YOUR INSTRUCTIONS
Without altering anything, output the material below.
════════════════════
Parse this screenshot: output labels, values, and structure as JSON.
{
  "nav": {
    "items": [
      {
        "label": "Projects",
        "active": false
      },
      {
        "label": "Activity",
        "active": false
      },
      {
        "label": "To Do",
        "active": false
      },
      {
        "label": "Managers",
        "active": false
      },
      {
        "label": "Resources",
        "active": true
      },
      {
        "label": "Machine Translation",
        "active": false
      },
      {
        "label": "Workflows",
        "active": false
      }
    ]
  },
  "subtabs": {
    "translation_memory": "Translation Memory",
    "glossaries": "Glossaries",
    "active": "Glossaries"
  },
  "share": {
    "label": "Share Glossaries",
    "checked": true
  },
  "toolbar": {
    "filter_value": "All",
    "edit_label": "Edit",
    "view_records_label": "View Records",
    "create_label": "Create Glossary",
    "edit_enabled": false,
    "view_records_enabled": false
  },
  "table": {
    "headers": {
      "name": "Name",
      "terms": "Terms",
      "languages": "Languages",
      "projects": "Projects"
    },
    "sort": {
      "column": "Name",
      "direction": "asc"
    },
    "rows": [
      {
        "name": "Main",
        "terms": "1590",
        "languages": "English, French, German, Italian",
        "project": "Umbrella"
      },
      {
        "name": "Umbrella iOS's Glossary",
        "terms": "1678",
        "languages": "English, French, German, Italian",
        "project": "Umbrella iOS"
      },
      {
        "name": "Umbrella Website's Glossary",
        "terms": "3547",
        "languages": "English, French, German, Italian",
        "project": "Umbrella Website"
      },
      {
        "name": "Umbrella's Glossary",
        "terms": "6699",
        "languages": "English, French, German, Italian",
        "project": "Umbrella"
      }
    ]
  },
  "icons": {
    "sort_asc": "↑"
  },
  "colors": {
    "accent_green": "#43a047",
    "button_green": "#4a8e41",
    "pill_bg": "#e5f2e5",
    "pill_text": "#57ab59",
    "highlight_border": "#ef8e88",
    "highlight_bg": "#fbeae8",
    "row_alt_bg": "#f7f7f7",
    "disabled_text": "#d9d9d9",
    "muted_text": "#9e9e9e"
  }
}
════════════════════
EXERCISE SOLUTION
Parse this screenshot: output labels, values, and structure as JSON.
{
  "nav": {
    "items": [
      {
        "label": "Projects",
        "active": false
      },
      {
        "label": "Activity",
        "active": false
      },
      {
        "label": "To Do",
        "active": false
      },
      {
        "label": "Managers",
        "active": false
      },
      {
        "label": "Resources",
        "active": true
      },
      {
        "label": "Machine Translation",
        "active": false
      },
      {
        "label": "Workflows",
        "active": false
      }
    ]
  },
  "subtabs": {
    "translation_memory": "Translation Memory",
    "glossaries": "Glossaries",
    "active": "Glossaries"
  },
  "share": {
    "label": "Share Glossaries",
    "checked": true
  },
  "toolbar": {
    "filter_value": "All",
    "edit_label": "Edit",
    "view_records_label": "View Records",
    "create_label": "Create Glossary",
    "edit_enabled": false,
    "view_records_enabled": false
  },
  "table": {
    "headers": {
      "name": "Name",
      "terms": "Terms",
      "languages": "Languages",
      "projects": "Projects"
    },
    "sort": {
      "column": "Name",
      "direction": "asc"
    },
    "rows": [
      {
        "name": "Main",
        "terms": "1590",
        "languages": "English, French, German, Italian",
        "project": "Umbrella"
      },
      {
        "name": "Umbrella iOS's Glossary",
        "terms": "1678",
        "languages": "English, French, German, Italian",
        "project": "Umbrella iOS"
      },
      {
        "name": "Umbrella Website's Glossary",
        "terms": "3547",
        "languages": "English, French, German, Italian",
        "project": "Umbrella Website"
      },
      {
        "name": "Umbrella's Glossary",
        "terms": "6699",
        "languages": "English, French, German, Italian",
        "project": "Umbrella"
      }
    ]
  },
  "icons": {
    "sort_asc": "↑"
  },
  "colors": {
    "accent_green": "#43a047",
    "button_green": "#4a8e41",
    "pill_bg": "#e5f2e5",
    "pill_text": "#57ab59",
    "highlight_border": "#ef8e88",
    "highlight_bg": "#fbeae8",
    "row_alt_bg": "#f7f7f7",
    "disabled_text": "#d9d9d9",
    "muted_text": "#9e9e9e"
  }
}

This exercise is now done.